** start of RAW RECORDS **
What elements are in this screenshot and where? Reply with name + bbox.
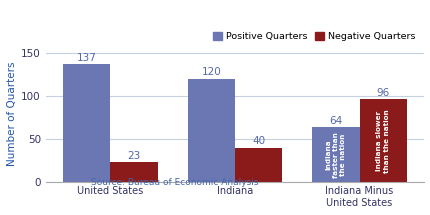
Text: 64: 64: [329, 116, 342, 126]
Text: 40: 40: [252, 137, 264, 146]
Bar: [311, 127, 359, 182]
Text: Source: Bureau of Economic Analysis: Source: Bureau of Economic Analysis: [91, 178, 258, 187]
Text: 23: 23: [127, 151, 140, 161]
Bar: [234, 148, 282, 182]
Bar: [187, 79, 234, 182]
Bar: [110, 163, 157, 182]
Bar: [63, 64, 110, 182]
Text: 96: 96: [376, 88, 389, 98]
Text: 120: 120: [201, 68, 221, 77]
Bar: [359, 100, 406, 182]
Y-axis label: Number of Quarters: Number of Quarters: [7, 61, 17, 166]
Text: 137: 137: [77, 53, 96, 63]
Legend: Positive Quarters, Negative Quarters: Positive Quarters, Negative Quarters: [208, 28, 418, 45]
Text: Indiana
faster than
the nation: Indiana faster than the nation: [325, 132, 346, 178]
Text: Indiana slower
than the nation: Indiana slower than the nation: [375, 109, 389, 173]
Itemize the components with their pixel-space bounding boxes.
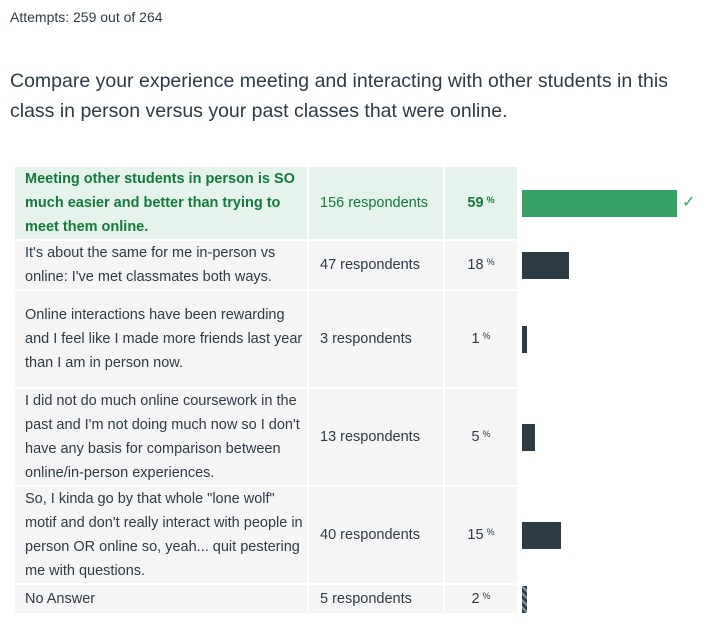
percent-symbol: %: [482, 331, 491, 341]
percent-symbol: %: [482, 591, 491, 601]
answer-text: No Answer: [15, 585, 307, 613]
percent-bar: [522, 325, 527, 353]
percent-value: 15: [467, 527, 484, 543]
answer-row: I did not do much online coursework in t…: [15, 389, 710, 487]
percent-symbol: %: [486, 257, 495, 267]
answer-text: I did not do much online coursework in t…: [15, 389, 307, 485]
answer-row: It's about the same for me in-person vs …: [15, 241, 710, 291]
percent-bar: [522, 521, 561, 549]
answer-row-correct: Meeting other students in person is SO m…: [15, 167, 710, 241]
answer-percent: 18%: [445, 241, 517, 289]
percent-bar: [522, 251, 569, 279]
bar-container: [522, 291, 682, 387]
percent-value: 1: [471, 331, 480, 347]
answer-text: It's about the same for me in-person vs …: [15, 241, 307, 289]
percent-value: 59: [467, 195, 484, 211]
percent-value: 18: [467, 257, 484, 273]
bar-container: [522, 389, 682, 485]
answer-text: Online interactions have been rewarding …: [15, 291, 307, 387]
answer-row-no-answer: No Answer 5 respondents 2%: [15, 585, 710, 615]
percent-symbol: %: [486, 527, 495, 537]
question-text: Compare your experience meeting and inte…: [10, 70, 668, 122]
bar-container: ✓: [522, 167, 695, 239]
percent-bar: [522, 585, 527, 613]
percent-symbol: %: [486, 195, 495, 205]
bar-container: [522, 241, 682, 289]
answer-results: Meeting other students in person is SO m…: [15, 167, 710, 615]
answer-percent: 5%: [445, 389, 517, 485]
answer-text: So, I kinda go by that whole "lone wolf"…: [15, 487, 307, 583]
answer-percent: 59%: [445, 167, 517, 239]
respondent-count: 5 respondents: [309, 585, 443, 613]
respondent-count: 156 respondents: [309, 167, 443, 239]
respondent-count: 3 respondents: [309, 291, 443, 387]
answer-row: Online interactions have been rewarding …: [15, 291, 710, 389]
answer-percent: 1%: [445, 291, 517, 387]
answer-percent: 15%: [445, 487, 517, 583]
percent-bar: [522, 189, 677, 217]
percent-symbol: %: [482, 429, 491, 439]
attempts-count: Attempts: 259 out of 264: [10, 9, 163, 25]
answer-text: Meeting other students in person is SO m…: [15, 167, 307, 239]
checkmark-icon: ✓: [682, 194, 696, 211]
respondent-count: 47 respondents: [309, 241, 443, 289]
answer-row: So, I kinda go by that whole "lone wolf"…: [15, 487, 710, 585]
respondent-count: 40 respondents: [309, 487, 443, 583]
respondent-count: 13 respondents: [309, 389, 443, 485]
percent-value: 5: [471, 429, 480, 445]
answer-percent: 2%: [445, 585, 517, 613]
percent-value: 2: [471, 591, 480, 607]
bar-container: [522, 487, 682, 583]
bar-container: [522, 585, 682, 613]
percent-bar: [522, 423, 535, 451]
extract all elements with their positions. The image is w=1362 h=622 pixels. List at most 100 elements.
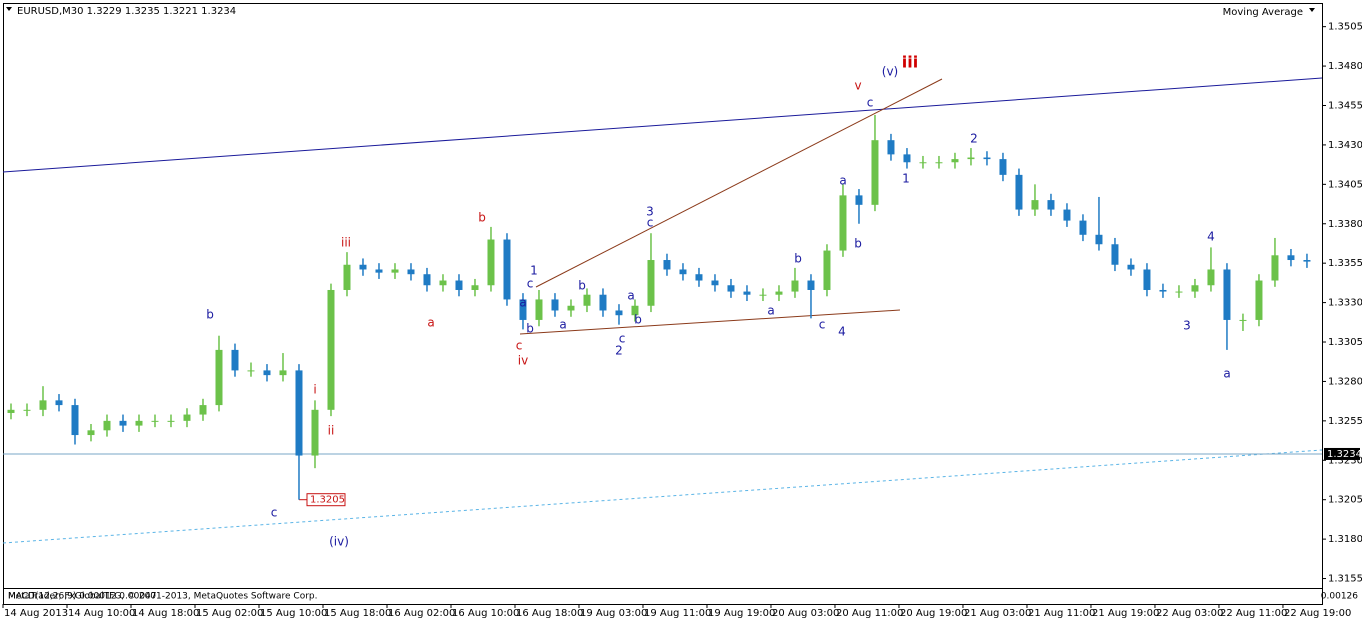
candle-body xyxy=(1303,260,1311,262)
wave-label: c xyxy=(619,332,626,346)
candle-body xyxy=(407,269,415,275)
y-tick-label: 1.3205 xyxy=(1328,495,1362,506)
x-tick-label: 20 Aug 11:00 xyxy=(836,608,903,619)
y-tick-label: 1.3455 xyxy=(1328,100,1362,111)
subwindow-label: MACD(12,26,9) 0.00012 0.00047 xyxy=(8,592,157,602)
candle-body xyxy=(983,157,991,160)
y-tick-label: 1.3330 xyxy=(1328,298,1362,309)
candle-body xyxy=(871,140,879,205)
wave-label: a xyxy=(839,174,846,188)
x-tick-label: 22 Aug 03:00 xyxy=(1156,608,1223,619)
wave-label: b xyxy=(526,322,534,336)
candle-body xyxy=(519,299,527,320)
dashed-channel-line xyxy=(2,449,1323,544)
candle-body xyxy=(1111,244,1119,265)
x-tick-label: 19 Aug 19:00 xyxy=(708,608,775,619)
x-tick-label: 20 Aug 03:00 xyxy=(772,608,839,619)
candle-body xyxy=(1095,234,1103,245)
wave-label: a xyxy=(559,318,566,332)
candle-body xyxy=(583,294,591,306)
candle-body xyxy=(199,405,207,415)
wave-label: b xyxy=(794,252,802,266)
candle-body xyxy=(487,239,495,286)
wave-label: a xyxy=(767,304,774,318)
candle-body xyxy=(119,420,127,426)
candle-body xyxy=(807,280,815,290)
y-tick-label: 1.3480 xyxy=(1328,61,1362,72)
candle-body xyxy=(1127,264,1135,270)
candle-body xyxy=(503,239,511,300)
wave-label: c xyxy=(516,339,523,353)
y-tick-label: 1.3430 xyxy=(1328,140,1362,151)
x-tick-label: 16 Aug 02:00 xyxy=(388,608,455,619)
candle-body xyxy=(279,370,287,376)
y-tick-label: 1.3355 xyxy=(1328,258,1362,269)
x-tick-label: 22 Aug 19:00 xyxy=(1284,608,1351,619)
candle-body xyxy=(55,400,63,406)
candle-body xyxy=(679,269,687,275)
wave-label: iii xyxy=(902,53,918,72)
indicator-name: Moving Average xyxy=(1223,7,1303,18)
candle-body xyxy=(951,159,959,163)
wave-label: 1 xyxy=(902,172,910,186)
wave-label: i xyxy=(313,383,316,397)
candle-body xyxy=(39,400,47,410)
x-tick-label: 14 Aug 10:00 xyxy=(68,608,135,619)
indicator-arrow[interactable] xyxy=(1309,8,1315,12)
candle-body xyxy=(535,299,543,320)
candle-body xyxy=(727,285,735,292)
wave-label: 1 xyxy=(530,264,538,278)
bid-box xyxy=(1324,447,1360,460)
candle-body xyxy=(887,140,895,155)
candle-body xyxy=(423,274,431,286)
watermark: MetaTrader, FxGlobalTFG, © 2001-2013, Me… xyxy=(8,592,318,602)
candle-body xyxy=(1031,200,1039,210)
candle-body xyxy=(615,310,623,316)
candle-body xyxy=(1063,209,1071,221)
wave-label: a xyxy=(1223,367,1230,381)
wave-label: b xyxy=(206,308,214,322)
wave-label: b xyxy=(854,237,862,251)
wave-label: 2 xyxy=(970,132,978,146)
candle-body xyxy=(695,274,703,281)
candle-body xyxy=(551,299,559,311)
candle-body xyxy=(151,420,159,422)
y-tick-label: 1.3380 xyxy=(1328,219,1362,230)
candle-body xyxy=(1223,269,1231,320)
candle-body xyxy=(311,409,319,456)
wave-label: b xyxy=(478,211,486,225)
candle-body xyxy=(1287,255,1295,261)
y-tick-label: 1.3255 xyxy=(1328,416,1362,427)
trend-line xyxy=(519,309,901,335)
wave-label: 4 xyxy=(838,325,846,339)
x-tick-label: 15 Aug 18:00 xyxy=(324,608,391,619)
x-tick-label: 21 Aug 19:00 xyxy=(1092,608,1159,619)
wave-label: (v) xyxy=(882,65,898,79)
candle-body xyxy=(567,305,575,311)
x-tick-label: 15 Aug 02:00 xyxy=(196,608,263,619)
channel-line xyxy=(2,77,1323,173)
x-tick-label: 20 Aug 19:00 xyxy=(900,608,967,619)
candle-body xyxy=(855,195,863,205)
candle-body xyxy=(247,370,255,372)
menu-arrow[interactable] xyxy=(6,7,12,11)
x-tick-label: 22 Aug 11:00 xyxy=(1220,608,1287,619)
wave-label: c xyxy=(527,277,534,291)
candle-body xyxy=(295,370,303,456)
candle-body xyxy=(375,269,383,273)
candle-body xyxy=(167,420,175,422)
candle-body xyxy=(1239,319,1247,321)
candle-body xyxy=(759,294,767,296)
subwindow-frame xyxy=(3,588,1323,605)
candle-body xyxy=(935,162,943,164)
wave-label: 4 xyxy=(1207,230,1215,244)
candle-body xyxy=(631,305,639,316)
wave-label: c xyxy=(867,96,874,110)
low-marker-box xyxy=(306,493,346,507)
wave-label: c xyxy=(647,216,654,230)
x-tick-label: 16 Aug 10:00 xyxy=(452,608,519,619)
candle-body xyxy=(1271,255,1279,281)
candle-body xyxy=(471,285,479,290)
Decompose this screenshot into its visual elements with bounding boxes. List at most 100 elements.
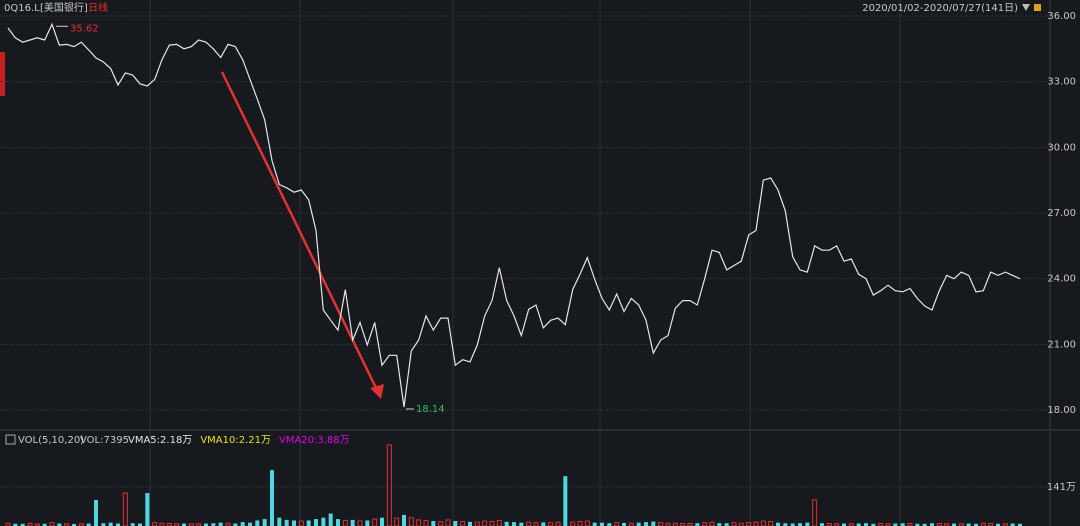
volume-bar [13, 523, 18, 526]
volume-bar [277, 517, 282, 526]
volume-bar [34, 523, 40, 526]
volume-bar [49, 522, 55, 526]
volume-bar [138, 523, 142, 526]
volume-bar [893, 523, 898, 526]
volume-bar [284, 519, 289, 526]
volume-bar [86, 523, 91, 526]
volume-bar [482, 520, 488, 526]
volume-bar [533, 522, 539, 526]
volume-bar [746, 522, 752, 526]
low-label: 18.14 [416, 404, 445, 415]
volume-bar [805, 522, 810, 526]
volume-bar [255, 520, 260, 526]
vol-legend: VMA5:2.18万 VMA10:2.21万 VMA20:3.88万 [128, 435, 350, 446]
y-tick-label: 27.00 [1047, 208, 1076, 219]
volume-bar [72, 524, 76, 526]
volume-bar [592, 522, 597, 526]
volume-bar [871, 523, 876, 526]
y-tick-label: 33.00 [1047, 77, 1076, 88]
help-icon[interactable] [5, 434, 16, 445]
volume-bar [108, 522, 113, 526]
volume-bar [709, 521, 715, 526]
volume-bar [504, 521, 509, 526]
volume-bar [365, 520, 370, 526]
volume-bar [717, 523, 722, 526]
volume-bar [563, 476, 568, 526]
stock-code: 0Q16.L [4, 3, 40, 14]
volume-bar [600, 522, 604, 526]
high-label: 35.62 [70, 23, 99, 34]
volume-bar [607, 523, 612, 526]
arrow-head [370, 384, 384, 399]
volume-bar [702, 522, 708, 526]
volume-bar [658, 522, 664, 526]
volume-bar [394, 517, 400, 526]
volume-bar [996, 523, 1000, 526]
volume-bar [541, 522, 546, 526]
vol-tick-label: 141万 [1047, 482, 1076, 493]
volume-bar [431, 521, 436, 526]
y-tick-label: 18.00 [1047, 405, 1076, 416]
volume-bar [864, 523, 868, 526]
side-tab [0, 52, 5, 96]
volume-bar [922, 523, 927, 526]
volume-bar [101, 523, 106, 526]
y-tick-label: 24.00 [1047, 274, 1076, 285]
volume-bar [145, 493, 150, 526]
volume-bar [790, 523, 795, 526]
volume-bar [636, 522, 641, 526]
volume-bar [468, 521, 472, 526]
vol-last: VOL:7395 [80, 435, 129, 446]
volume-bar [526, 521, 532, 526]
y-tick-label: 21.00 [1047, 339, 1076, 350]
dropdown-icon[interactable] [1022, 4, 1030, 11]
volume-bar [731, 522, 737, 526]
volume-bar [350, 519, 355, 526]
y-tick-label: 36.00 [1047, 11, 1076, 22]
vol-legend-item: VMA5:2.18万 [128, 435, 192, 446]
volume-bar [42, 523, 47, 526]
volume-bar [130, 523, 135, 526]
volume-bar [240, 522, 245, 526]
volume-bar [519, 522, 524, 526]
lock-icon[interactable] [1034, 4, 1041, 11]
date-range[interactable]: 2020/01/02-2020/07/27(141日) [862, 3, 1018, 14]
volume-bar [695, 523, 700, 526]
volume-bar [820, 523, 824, 526]
volume-bar [952, 523, 956, 526]
volume-bar [336, 519, 340, 526]
volume-bar [1018, 523, 1022, 526]
volume-bar [930, 523, 934, 526]
volume-bar [724, 523, 729, 526]
volume-bar [321, 517, 326, 526]
volume-bar [233, 523, 238, 526]
volume-bar [380, 517, 384, 526]
volume-bar [204, 523, 208, 526]
volume-bar [402, 514, 406, 526]
volume-bar [211, 523, 216, 526]
volume-bar [644, 522, 648, 526]
y-tick-label: 30.00 [1047, 142, 1076, 153]
price-line [7, 22, 1021, 408]
volume-bar [357, 520, 363, 526]
volume-bar [555, 521, 561, 526]
volume-bar [292, 520, 296, 526]
volume-bar [328, 513, 333, 526]
volume-bar [856, 523, 861, 526]
volume-bar [753, 521, 759, 526]
volume-bar [966, 523, 971, 526]
volume-bar [798, 523, 802, 526]
volume-bar [548, 522, 554, 526]
volume-bar [314, 519, 318, 526]
volume-bar [342, 519, 348, 526]
volume-bar [474, 521, 480, 526]
period: 日线 [88, 1, 108, 14]
volume-bar [614, 522, 620, 526]
volume-bar [783, 523, 788, 526]
vol-title: VOL(5,10,20) [18, 435, 84, 446]
volume-bar [1010, 523, 1015, 526]
volume-bar [584, 520, 590, 526]
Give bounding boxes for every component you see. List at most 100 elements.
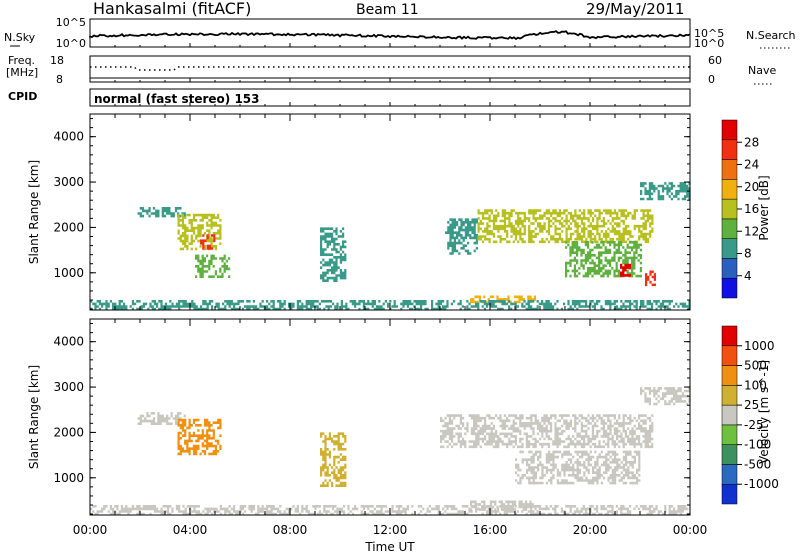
y-tick-label: 4000 [53, 335, 84, 349]
colorbar-swatch [721, 179, 738, 200]
noise-right-tick-top: 10^5 [694, 27, 724, 40]
x-tick-label: 08:00 [273, 523, 308, 537]
y-tick-label: 3000 [53, 175, 84, 189]
data-region-1 [177, 418, 222, 456]
nave-tick-top: 60 [708, 54, 722, 67]
power-x-ticks [89, 114, 691, 310]
freq-label-2: [MHz] [6, 66, 38, 79]
colorbar-tick-label: 4 [744, 269, 752, 283]
x-tick-label: 12:00 [373, 523, 408, 537]
colorbar-swatch [721, 345, 738, 366]
data-region-4 [320, 227, 347, 282]
colorbar-swatch [721, 464, 738, 485]
velocity-colorbar-swatches [721, 325, 738, 505]
power-heatmap [90, 182, 691, 311]
data-region-4 [515, 450, 641, 485]
data-region-5 [640, 387, 691, 406]
power-colorbar-ticks: 28 24 20 16 12 8 4 [737, 135, 759, 283]
colorbar-swatch [721, 444, 738, 465]
x-tick-label: 00:00 [73, 523, 108, 537]
nave-dotted-line [90, 66, 690, 71]
data-region-2 [320, 432, 347, 487]
colorbar-tick-label: 1000 [744, 339, 775, 353]
noise-right-label: N.Search [746, 29, 796, 42]
noise-left-tick-top: 10^5 [56, 16, 86, 29]
power-y-ticks: 4000 3000 2000 1000 [53, 118, 690, 310]
colorbar-swatch [721, 139, 738, 160]
data-region-9 [645, 270, 656, 287]
colorbar-swatch [721, 277, 738, 299]
freq-tick-bottom: 8 [56, 73, 63, 86]
data-region-1 [177, 213, 222, 251]
colorbar-tick-label: -500 [744, 457, 771, 471]
colorbar-swatch [721, 159, 738, 180]
colorbar-swatch [721, 325, 738, 347]
y-tick-label: 4000 [53, 130, 84, 144]
velocity-colorbar-ticks: 1000 500 100 25 -25 -100 -500 -1000 [737, 339, 779, 491]
colorbar-tick-label: 25 [744, 398, 759, 412]
velocity-x-ticks [89, 319, 691, 515]
power-colorbar-swatches [721, 119, 738, 299]
colorbar-tick-label: 500 [744, 359, 767, 373]
colorbar-swatch [721, 258, 738, 279]
colorbar-tick-label: -1000 [744, 477, 779, 491]
freq-tick-top: 18 [50, 54, 64, 67]
date-title: 29/May/2011 [586, 0, 684, 18]
noise-left-label: N.Sky [4, 31, 36, 44]
y-tick-label: 3000 [53, 380, 84, 394]
freq-label-1: Freq. [8, 54, 35, 67]
colorbar-swatch [721, 198, 738, 220]
colorbar-tick-label: 20 [744, 180, 759, 194]
x-tick-label: 16:00 [473, 523, 508, 537]
nave-label: Nave [748, 64, 776, 77]
velocity-y-ticks: 4000 3000 2000 1000 [53, 323, 690, 515]
data-region-12 [90, 300, 691, 311]
cpid-label: CPID [8, 90, 37, 103]
x-tick-label: 00:00 [673, 523, 708, 537]
data-region-0 [137, 207, 186, 218]
noise-panel: N.Sky 10^5 10^0 10^5 10^0 N.Search [4, 16, 796, 50]
data-region-5 [445, 218, 478, 255]
y-tick-label: 1000 [53, 266, 84, 280]
colorbar-swatch [721, 385, 738, 406]
noise-panel-frame [89, 18, 691, 48]
colorbar-swatch [721, 424, 738, 445]
cpid-panel: CPID normal (fast stereo) 153 [8, 88, 691, 107]
power-panel: 4000 3000 2000 1000 Slant Range [km] [27, 113, 691, 311]
colorbar-tick-label: 24 [744, 158, 759, 172]
x-axis-title: Time UT [364, 540, 415, 554]
data-region-0 [137, 412, 186, 425]
noise-left-tick-bottom: 10^0 [56, 37, 86, 50]
station-title: Hankasalmi (fitACF) [93, 0, 251, 18]
x-axis-labels: 00:00 04:00 08:00 12:00 16:00 20:00 00:00 [73, 43, 708, 537]
data-region-3 [440, 414, 654, 449]
data-region-8 [620, 263, 631, 277]
data-region-6 [477, 209, 654, 244]
colorbar-tick-label: 8 [744, 247, 752, 261]
colorbar-swatch [721, 238, 738, 259]
power-colorbar: 28 24 20 16 12 8 4 Power [dB] [721, 119, 771, 299]
colorbar-swatch [721, 404, 738, 426]
colorbar-tick-label: 28 [744, 135, 759, 149]
colorbar-tick-label: -100 [744, 438, 771, 452]
data-region-11 [470, 295, 536, 304]
velocity-heatmap [90, 387, 691, 516]
velocity-colorbar-label: Velocity [m s^-1] [757, 360, 771, 464]
freq-panel: Freq. [MHz] 18 8 60 0 Nave [6, 54, 776, 86]
velocity-ylabel: Slant Range [km] [27, 365, 41, 469]
y-tick-label: 2000 [53, 425, 84, 439]
data-region-10 [640, 182, 691, 201]
noise-right-tick-bottom: 10^0 [694, 37, 724, 50]
colorbar-swatch [721, 218, 738, 239]
beam-title: Beam 11 [356, 2, 419, 18]
data-region-2 [200, 234, 216, 250]
x-tick-label: 20:00 [573, 523, 608, 537]
colorbar-swatch [721, 119, 738, 141]
noise-line [89, 30, 691, 41]
nave-tick-bottom: 0 [708, 73, 715, 86]
y-tick-label: 1000 [53, 471, 84, 485]
data-region-3 [195, 254, 231, 278]
colorbar-swatch [721, 365, 738, 386]
cpid-text: normal (fast stereo) 153 [94, 92, 260, 106]
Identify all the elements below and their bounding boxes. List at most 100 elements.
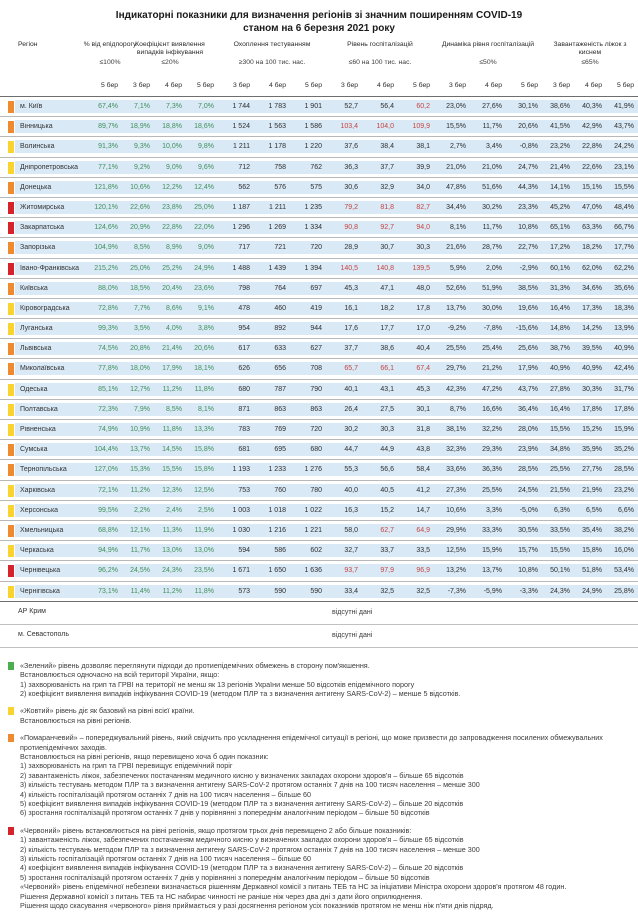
** end of RAW RECORDS **
:: DIRECTION ::
Reproduce the data word for word, from its first line through the line containing "Itemize the components", including both of those lines. Leave out the pictures.

:: SOLUTION TO THE PROBLEM ::
What elements are in this screenshot and where? Reply with name + bbox.
Text: 64: 64: [329, 116, 342, 126]
Text: 40: 40: [252, 137, 264, 146]
Bar: [311, 127, 359, 182]
Text: Source: Bureau of Economic Analysis: Source: Bureau of Economic Analysis: [91, 178, 258, 187]
Text: 23: 23: [127, 151, 140, 161]
Bar: [234, 148, 282, 182]
Bar: [187, 79, 234, 182]
Bar: [110, 163, 157, 182]
Bar: [63, 64, 110, 182]
Text: 96: 96: [376, 88, 389, 98]
Text: 120: 120: [201, 68, 221, 77]
Bar: [359, 100, 406, 182]
Y-axis label: Number of Quarters: Number of Quarters: [7, 61, 17, 166]
Text: 137: 137: [77, 53, 96, 63]
Legend: Positive Quarters, Negative Quarters: Positive Quarters, Negative Quarters: [208, 28, 418, 45]
Text: Indiana
faster than
the nation: Indiana faster than the nation: [325, 132, 346, 178]
Text: Indiana slower
than the nation: Indiana slower than the nation: [375, 109, 389, 173]
Itemize the components with their pixel-space bounding boxes.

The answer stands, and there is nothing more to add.